Prompt ::
Collect every line in the records below that contains the word "Page".

>> START

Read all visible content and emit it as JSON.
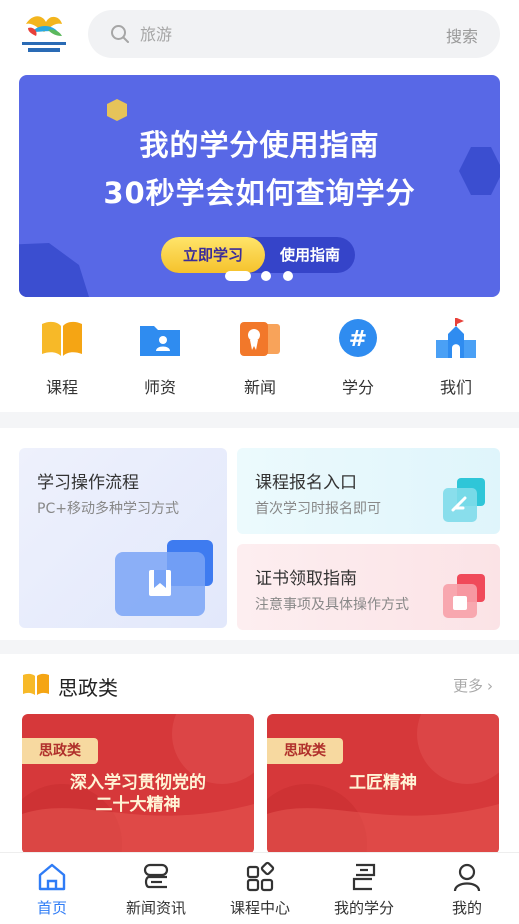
{
  "header": {
    "search_placeholder": "旅游",
    "search_button": "搜索"
  },
  "banner": {
    "title_line1": "我的学分使用指南",
    "title_line2": "30秒学会如何查询学分",
    "primary_button": "立即学习",
    "secondary_button": "使用指南",
    "active_slide": 1,
    "slide_count": 3
  },
  "quick_nav": [
    {
      "label": "课程",
      "icon": "book-icon"
    },
    {
      "label": "师资",
      "icon": "teacher-folder-icon"
    },
    {
      "label": "新闻",
      "icon": "news-icon"
    },
    {
      "label": "学分",
      "icon": "credit-icon"
    },
    {
      "label": "我们",
      "icon": "building-icon"
    }
  ],
  "cards": {
    "process": {
      "title": "学习操作流程",
      "subtitle": "PC+移动多种学习方式"
    },
    "enroll": {
      "title": "课程报名入口",
      "subtitle": "首次学习时报名即可"
    },
    "certificate": {
      "title": "证书领取指南",
      "subtitle": "注意事项及具体操作方式"
    }
  },
  "section": {
    "title": "思政类",
    "more": "更多",
    "courses": [
      {
        "tag": "思政类",
        "title_line1": "深入学习贯彻党的",
        "title_line2": "二十大精神"
      },
      {
        "tag": "思政类",
        "title_line1": "工匠精神",
        "title_line2": ""
      }
    ]
  },
  "tabbar": [
    {
      "label": "首页",
      "icon": "home-icon",
      "active": true
    },
    {
      "label": "新闻资讯",
      "icon": "news-tab-icon",
      "active": false
    },
    {
      "label": "课程中心",
      "icon": "grid-icon",
      "active": false
    },
    {
      "label": "我的学分",
      "icon": "credit-tab-icon",
      "active": false
    },
    {
      "label": "我的",
      "icon": "person-icon",
      "active": false
    }
  ],
  "colors": {
    "accent": "#2f7cf6",
    "banner": "#5868e6",
    "course_red": "#d6383a"
  }
}
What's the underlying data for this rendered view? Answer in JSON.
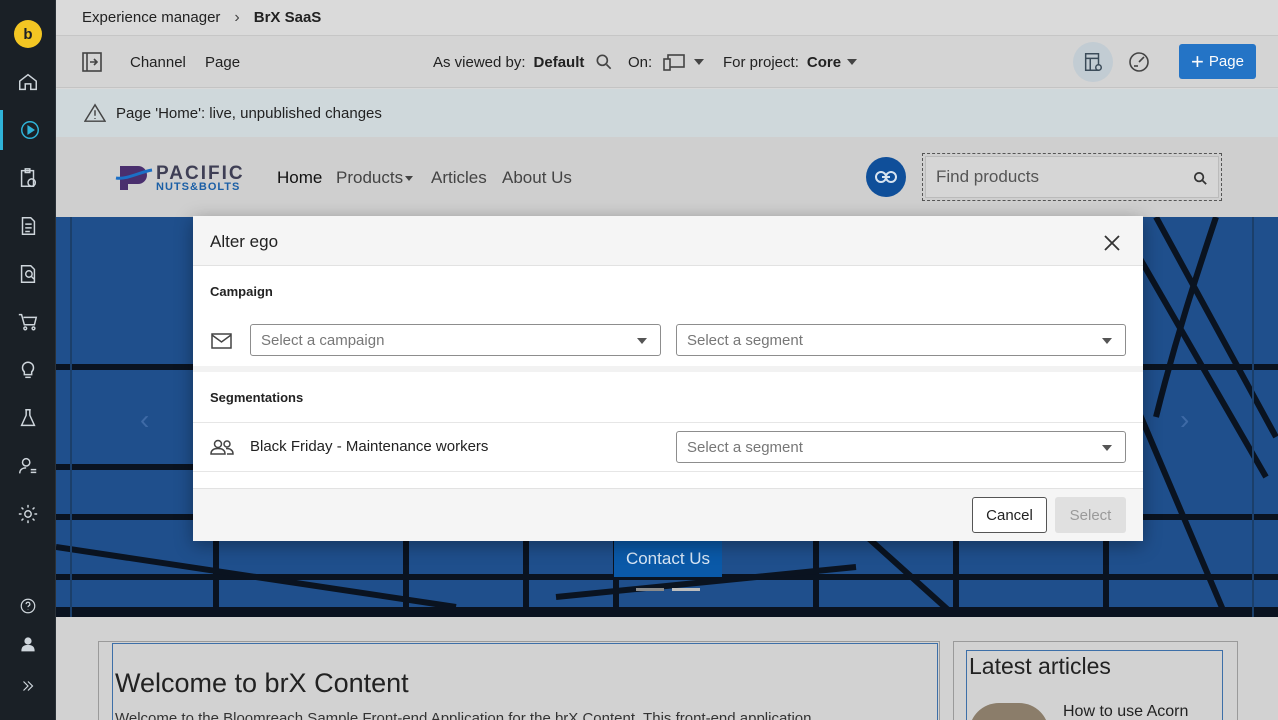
{
  "breadcrumb": {
    "parent": "Experience manager",
    "current": "BrX SaaS"
  },
  "rail": {
    "logo": "b"
  },
  "toolbar": {
    "channel_label": "Channel",
    "page_label": "Page",
    "viewed_by_label": "As viewed by:",
    "viewed_by_value": "Default",
    "on_label": "On:",
    "project_label": "For project:",
    "project_value": "Core",
    "add_page_label": "Page"
  },
  "status": {
    "message": "Page 'Home': live, unpublished changes"
  },
  "site": {
    "logo_top": "PACIFIC",
    "logo_bottom": "NUTS&BOLTS",
    "nav": [
      "Home",
      "Products",
      "Articles",
      "About Us"
    ],
    "search_placeholder": "Find products",
    "cta": "Contact Us",
    "welcome_title": "Welcome to brX Content",
    "welcome_text": "Welcome to the Bloomreach Sample Front-end Application for the brX Content. This front-end application",
    "sidebar_title": "Latest articles",
    "article_title": "How to use Acorn"
  },
  "modal": {
    "title": "Alter ego",
    "campaign_heading": "Campaign",
    "campaign_placeholder": "Select a campaign",
    "segment_placeholder": "Select a segment",
    "segmentations_heading": "Segmentations",
    "segmentation_name": "Black Friday - Maintenance workers",
    "cancel_label": "Cancel",
    "select_label": "Select"
  },
  "colors": {
    "accent": "#1b6fc6",
    "rail_bg": "#1a2026",
    "rail_active": "#2fb3d8"
  }
}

>> END

Written answer ::
    "page_label": "Page",
    "add_page_label": "Page"
    "message": "Page 'Home': live, unpublished changes"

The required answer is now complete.